**What you need to do:** Scan the data beneath this task and copy each line that includes "color".

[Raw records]
☆ ☆ ☆ ☆ ☆ ☆ ☆

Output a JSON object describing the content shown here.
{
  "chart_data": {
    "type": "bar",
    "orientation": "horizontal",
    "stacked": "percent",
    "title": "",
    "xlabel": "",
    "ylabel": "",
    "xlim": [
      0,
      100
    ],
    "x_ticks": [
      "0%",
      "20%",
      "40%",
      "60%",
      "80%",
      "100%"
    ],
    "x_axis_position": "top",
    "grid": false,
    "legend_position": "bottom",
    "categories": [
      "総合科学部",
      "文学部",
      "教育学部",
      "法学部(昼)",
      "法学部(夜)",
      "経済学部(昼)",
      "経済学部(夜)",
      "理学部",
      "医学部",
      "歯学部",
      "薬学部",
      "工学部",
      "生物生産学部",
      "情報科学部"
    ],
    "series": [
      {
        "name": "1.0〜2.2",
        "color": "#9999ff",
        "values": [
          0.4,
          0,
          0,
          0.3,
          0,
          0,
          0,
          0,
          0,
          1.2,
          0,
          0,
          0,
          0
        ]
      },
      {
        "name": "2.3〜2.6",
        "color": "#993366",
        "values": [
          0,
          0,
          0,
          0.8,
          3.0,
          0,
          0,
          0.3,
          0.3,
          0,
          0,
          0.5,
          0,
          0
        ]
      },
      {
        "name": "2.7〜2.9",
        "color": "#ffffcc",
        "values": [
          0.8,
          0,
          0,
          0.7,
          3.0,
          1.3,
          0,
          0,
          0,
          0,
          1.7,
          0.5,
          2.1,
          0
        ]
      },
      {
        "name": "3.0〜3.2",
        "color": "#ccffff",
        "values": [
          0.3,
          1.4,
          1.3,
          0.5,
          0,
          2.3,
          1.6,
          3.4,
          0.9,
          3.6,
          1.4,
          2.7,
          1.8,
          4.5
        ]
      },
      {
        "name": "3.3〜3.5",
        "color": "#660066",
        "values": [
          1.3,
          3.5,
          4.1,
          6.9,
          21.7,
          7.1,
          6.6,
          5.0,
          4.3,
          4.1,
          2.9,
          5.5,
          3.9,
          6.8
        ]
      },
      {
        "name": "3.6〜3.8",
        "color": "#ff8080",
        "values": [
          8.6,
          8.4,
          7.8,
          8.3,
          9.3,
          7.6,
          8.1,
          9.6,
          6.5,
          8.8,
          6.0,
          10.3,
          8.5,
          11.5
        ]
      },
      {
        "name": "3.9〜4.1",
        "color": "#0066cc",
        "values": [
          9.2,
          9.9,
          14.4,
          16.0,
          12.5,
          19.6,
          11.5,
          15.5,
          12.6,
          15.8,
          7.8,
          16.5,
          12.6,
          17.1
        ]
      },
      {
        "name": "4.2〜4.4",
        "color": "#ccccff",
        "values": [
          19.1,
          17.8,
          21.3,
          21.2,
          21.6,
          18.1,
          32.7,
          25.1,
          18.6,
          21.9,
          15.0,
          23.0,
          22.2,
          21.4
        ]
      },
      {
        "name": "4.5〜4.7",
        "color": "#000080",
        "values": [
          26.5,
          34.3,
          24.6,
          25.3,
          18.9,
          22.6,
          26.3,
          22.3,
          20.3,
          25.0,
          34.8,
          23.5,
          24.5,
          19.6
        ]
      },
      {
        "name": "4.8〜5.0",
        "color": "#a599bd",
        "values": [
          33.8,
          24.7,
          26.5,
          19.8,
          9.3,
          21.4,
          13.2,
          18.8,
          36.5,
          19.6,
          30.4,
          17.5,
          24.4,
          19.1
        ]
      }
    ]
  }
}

☆ ☆ ☆ ☆ ☆ ☆ ☆

**Response below:**
        "color": "#9999ff",
        "color": "#993366",
        "color": "#ffffcc",
        "color": "#ccffff",
        "color": "#660066",
        "color": "#ff8080",
        "color": "#0066cc",
        "color": "#ccccff",
        "color": "#000080",
        "color": "#a599bd",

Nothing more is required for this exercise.